**REQUEST**: Report how many lines of the entries below contain the word "subtitle", and nothing more.

**RECORDS SHOWN**:
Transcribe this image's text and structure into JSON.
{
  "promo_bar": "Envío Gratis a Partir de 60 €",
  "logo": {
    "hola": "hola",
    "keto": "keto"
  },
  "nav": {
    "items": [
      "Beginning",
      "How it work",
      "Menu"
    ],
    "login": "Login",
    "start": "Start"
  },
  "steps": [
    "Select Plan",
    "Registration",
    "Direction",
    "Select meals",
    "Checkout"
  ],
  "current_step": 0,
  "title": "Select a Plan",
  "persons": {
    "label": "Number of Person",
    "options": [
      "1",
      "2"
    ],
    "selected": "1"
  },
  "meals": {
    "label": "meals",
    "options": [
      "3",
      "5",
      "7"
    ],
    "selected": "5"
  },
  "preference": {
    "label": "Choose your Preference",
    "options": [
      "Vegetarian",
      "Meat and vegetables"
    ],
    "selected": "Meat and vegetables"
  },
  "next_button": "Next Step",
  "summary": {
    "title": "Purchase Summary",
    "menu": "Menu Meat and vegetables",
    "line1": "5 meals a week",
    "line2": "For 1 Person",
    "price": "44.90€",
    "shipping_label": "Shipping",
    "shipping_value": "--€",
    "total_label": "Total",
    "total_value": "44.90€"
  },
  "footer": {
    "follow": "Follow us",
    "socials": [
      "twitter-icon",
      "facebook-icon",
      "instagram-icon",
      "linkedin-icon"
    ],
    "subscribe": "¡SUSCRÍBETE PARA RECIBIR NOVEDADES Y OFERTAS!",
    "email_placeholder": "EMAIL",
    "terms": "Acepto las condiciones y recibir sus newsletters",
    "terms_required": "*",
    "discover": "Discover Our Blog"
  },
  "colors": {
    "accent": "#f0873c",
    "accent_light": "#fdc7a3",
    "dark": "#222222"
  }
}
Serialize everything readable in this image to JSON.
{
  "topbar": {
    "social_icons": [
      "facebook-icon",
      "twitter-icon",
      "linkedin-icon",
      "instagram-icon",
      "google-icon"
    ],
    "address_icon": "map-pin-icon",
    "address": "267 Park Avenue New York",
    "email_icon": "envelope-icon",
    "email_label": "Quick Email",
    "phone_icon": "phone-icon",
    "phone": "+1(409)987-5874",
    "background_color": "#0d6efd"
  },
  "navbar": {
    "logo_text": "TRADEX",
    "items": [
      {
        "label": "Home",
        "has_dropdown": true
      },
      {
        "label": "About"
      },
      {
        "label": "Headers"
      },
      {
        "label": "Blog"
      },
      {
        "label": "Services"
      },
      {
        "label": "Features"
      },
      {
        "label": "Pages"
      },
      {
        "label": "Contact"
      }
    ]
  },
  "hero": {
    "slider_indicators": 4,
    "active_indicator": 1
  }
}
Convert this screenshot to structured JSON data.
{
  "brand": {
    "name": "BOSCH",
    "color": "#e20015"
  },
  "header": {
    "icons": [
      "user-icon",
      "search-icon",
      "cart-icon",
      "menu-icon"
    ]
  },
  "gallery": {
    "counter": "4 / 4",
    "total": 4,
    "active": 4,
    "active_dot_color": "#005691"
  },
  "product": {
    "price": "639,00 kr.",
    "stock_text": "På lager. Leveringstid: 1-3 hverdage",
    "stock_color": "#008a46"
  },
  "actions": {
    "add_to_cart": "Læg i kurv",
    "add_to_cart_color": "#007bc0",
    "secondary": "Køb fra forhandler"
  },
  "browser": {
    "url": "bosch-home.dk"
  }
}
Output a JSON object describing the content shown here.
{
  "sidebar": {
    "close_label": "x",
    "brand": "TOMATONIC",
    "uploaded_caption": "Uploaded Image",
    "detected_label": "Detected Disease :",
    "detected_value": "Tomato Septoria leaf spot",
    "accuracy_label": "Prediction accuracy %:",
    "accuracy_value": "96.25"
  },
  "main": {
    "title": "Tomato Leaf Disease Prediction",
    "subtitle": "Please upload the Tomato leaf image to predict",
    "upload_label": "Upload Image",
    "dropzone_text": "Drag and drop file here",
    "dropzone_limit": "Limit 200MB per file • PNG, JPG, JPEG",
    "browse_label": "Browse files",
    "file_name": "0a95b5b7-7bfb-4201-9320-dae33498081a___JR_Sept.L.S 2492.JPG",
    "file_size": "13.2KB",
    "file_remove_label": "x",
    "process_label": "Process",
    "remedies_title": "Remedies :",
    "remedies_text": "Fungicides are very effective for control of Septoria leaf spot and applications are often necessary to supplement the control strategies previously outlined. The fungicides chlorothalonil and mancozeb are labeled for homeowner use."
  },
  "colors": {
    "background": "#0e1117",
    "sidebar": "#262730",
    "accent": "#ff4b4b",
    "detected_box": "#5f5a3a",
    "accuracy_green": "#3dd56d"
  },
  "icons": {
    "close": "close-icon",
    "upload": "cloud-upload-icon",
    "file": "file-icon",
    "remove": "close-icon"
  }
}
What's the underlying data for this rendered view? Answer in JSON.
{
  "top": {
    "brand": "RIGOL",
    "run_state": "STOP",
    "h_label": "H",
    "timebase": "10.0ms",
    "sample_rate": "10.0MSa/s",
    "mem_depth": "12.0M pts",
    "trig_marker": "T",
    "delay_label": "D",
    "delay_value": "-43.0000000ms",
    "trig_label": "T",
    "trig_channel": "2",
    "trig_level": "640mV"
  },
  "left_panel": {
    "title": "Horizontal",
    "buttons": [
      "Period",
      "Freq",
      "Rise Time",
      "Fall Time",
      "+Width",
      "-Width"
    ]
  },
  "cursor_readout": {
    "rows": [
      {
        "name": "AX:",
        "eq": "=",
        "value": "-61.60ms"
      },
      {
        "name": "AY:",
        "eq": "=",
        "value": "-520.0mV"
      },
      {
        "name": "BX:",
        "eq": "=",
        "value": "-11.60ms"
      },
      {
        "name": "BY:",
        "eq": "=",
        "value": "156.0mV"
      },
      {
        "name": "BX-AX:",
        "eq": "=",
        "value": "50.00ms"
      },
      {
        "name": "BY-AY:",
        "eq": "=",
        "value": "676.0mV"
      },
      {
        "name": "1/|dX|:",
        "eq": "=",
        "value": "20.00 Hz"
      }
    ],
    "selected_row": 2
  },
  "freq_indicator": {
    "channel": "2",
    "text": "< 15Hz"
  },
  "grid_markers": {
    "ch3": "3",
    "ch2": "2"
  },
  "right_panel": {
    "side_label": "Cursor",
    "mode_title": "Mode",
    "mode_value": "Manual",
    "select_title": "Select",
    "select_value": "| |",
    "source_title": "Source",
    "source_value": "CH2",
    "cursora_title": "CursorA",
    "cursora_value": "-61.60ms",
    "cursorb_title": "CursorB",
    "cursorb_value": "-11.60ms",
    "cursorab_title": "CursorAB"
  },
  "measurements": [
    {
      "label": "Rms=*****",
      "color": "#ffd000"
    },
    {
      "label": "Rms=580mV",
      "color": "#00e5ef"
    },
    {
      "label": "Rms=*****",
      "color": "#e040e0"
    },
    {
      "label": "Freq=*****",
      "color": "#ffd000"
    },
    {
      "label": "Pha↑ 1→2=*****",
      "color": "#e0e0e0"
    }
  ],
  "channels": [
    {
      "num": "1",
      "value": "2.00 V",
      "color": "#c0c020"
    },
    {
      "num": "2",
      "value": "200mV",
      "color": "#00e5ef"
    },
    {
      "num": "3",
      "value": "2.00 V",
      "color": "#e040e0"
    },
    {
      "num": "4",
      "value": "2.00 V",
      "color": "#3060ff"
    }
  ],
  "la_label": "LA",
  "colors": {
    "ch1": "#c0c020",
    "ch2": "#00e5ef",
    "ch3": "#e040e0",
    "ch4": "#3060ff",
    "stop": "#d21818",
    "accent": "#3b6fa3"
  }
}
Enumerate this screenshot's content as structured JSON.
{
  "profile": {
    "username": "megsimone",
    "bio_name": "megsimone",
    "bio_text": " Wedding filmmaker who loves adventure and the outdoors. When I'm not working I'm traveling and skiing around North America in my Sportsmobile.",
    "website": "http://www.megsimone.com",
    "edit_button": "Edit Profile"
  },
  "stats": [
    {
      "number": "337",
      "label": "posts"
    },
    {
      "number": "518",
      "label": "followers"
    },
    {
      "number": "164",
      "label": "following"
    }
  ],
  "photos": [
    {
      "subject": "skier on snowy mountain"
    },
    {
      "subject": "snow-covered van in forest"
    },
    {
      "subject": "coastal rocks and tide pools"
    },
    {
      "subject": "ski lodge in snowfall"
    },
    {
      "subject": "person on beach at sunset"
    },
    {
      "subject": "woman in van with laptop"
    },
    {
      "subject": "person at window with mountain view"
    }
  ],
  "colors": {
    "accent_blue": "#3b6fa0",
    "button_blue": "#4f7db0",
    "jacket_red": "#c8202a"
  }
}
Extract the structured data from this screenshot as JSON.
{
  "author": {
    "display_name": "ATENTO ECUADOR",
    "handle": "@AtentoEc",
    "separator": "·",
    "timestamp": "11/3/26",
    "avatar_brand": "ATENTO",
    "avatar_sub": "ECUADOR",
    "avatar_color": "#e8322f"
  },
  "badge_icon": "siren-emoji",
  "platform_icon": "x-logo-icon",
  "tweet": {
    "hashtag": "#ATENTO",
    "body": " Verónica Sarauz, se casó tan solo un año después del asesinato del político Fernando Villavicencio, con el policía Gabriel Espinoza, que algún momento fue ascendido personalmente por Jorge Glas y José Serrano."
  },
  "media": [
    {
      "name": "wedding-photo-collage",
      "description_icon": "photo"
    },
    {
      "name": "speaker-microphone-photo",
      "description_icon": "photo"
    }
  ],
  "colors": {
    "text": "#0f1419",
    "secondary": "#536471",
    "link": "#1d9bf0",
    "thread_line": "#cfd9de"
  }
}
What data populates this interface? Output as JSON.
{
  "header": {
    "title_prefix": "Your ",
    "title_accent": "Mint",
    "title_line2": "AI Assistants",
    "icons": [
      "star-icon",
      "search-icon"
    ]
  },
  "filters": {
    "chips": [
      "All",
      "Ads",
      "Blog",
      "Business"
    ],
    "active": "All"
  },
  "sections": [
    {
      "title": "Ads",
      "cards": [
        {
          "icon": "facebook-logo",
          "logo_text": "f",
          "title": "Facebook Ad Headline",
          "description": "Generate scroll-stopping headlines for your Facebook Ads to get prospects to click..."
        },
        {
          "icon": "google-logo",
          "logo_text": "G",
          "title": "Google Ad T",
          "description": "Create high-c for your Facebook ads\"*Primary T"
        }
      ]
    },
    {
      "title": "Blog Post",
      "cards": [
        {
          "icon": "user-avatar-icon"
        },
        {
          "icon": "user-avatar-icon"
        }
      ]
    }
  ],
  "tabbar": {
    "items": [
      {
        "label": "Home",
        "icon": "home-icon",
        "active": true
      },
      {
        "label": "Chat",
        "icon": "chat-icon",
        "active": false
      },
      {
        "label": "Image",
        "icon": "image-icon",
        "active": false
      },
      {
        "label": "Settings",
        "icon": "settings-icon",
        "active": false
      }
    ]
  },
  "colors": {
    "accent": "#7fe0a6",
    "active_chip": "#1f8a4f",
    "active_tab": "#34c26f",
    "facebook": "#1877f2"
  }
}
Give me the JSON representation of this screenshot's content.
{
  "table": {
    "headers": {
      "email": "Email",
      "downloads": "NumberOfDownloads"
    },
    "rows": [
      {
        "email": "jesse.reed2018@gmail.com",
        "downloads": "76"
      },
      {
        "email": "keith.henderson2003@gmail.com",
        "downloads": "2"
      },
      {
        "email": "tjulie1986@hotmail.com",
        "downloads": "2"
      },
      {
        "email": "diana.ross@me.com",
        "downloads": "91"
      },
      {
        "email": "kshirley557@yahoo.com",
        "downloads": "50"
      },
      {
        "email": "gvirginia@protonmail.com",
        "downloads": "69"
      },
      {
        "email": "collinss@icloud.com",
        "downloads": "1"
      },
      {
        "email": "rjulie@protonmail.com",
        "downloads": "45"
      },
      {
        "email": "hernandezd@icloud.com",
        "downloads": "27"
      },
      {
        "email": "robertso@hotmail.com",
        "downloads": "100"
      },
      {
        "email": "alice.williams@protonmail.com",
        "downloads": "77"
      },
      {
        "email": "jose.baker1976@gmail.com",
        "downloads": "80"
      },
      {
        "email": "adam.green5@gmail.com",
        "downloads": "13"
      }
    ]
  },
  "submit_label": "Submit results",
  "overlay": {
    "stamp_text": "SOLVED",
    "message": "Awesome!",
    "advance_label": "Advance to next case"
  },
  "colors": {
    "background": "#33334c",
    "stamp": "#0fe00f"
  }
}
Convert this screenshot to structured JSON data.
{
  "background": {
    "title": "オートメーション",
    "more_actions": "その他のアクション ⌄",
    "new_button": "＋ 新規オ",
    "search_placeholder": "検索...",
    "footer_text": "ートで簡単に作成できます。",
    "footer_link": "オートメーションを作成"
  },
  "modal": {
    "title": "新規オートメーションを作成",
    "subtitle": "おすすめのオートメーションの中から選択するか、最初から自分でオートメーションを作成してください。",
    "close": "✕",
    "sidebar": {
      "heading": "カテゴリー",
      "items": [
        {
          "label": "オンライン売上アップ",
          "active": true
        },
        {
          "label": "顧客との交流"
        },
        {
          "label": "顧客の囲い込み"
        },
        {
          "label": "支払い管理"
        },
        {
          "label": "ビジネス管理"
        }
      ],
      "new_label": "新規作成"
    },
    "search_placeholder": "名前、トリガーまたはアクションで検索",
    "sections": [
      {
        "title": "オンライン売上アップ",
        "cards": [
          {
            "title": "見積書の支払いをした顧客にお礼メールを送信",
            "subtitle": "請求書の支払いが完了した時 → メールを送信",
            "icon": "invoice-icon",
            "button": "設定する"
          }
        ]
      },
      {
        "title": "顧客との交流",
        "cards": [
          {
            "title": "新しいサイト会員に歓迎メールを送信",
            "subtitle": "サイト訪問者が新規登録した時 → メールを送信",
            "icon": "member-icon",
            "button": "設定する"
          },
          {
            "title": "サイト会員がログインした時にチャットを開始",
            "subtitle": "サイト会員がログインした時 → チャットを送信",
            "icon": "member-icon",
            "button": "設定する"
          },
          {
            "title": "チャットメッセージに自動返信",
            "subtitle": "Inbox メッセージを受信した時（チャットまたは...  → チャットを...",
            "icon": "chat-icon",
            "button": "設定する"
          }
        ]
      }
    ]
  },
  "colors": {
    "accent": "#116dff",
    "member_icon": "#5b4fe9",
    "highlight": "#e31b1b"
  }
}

**TASK SOLUTION**: 6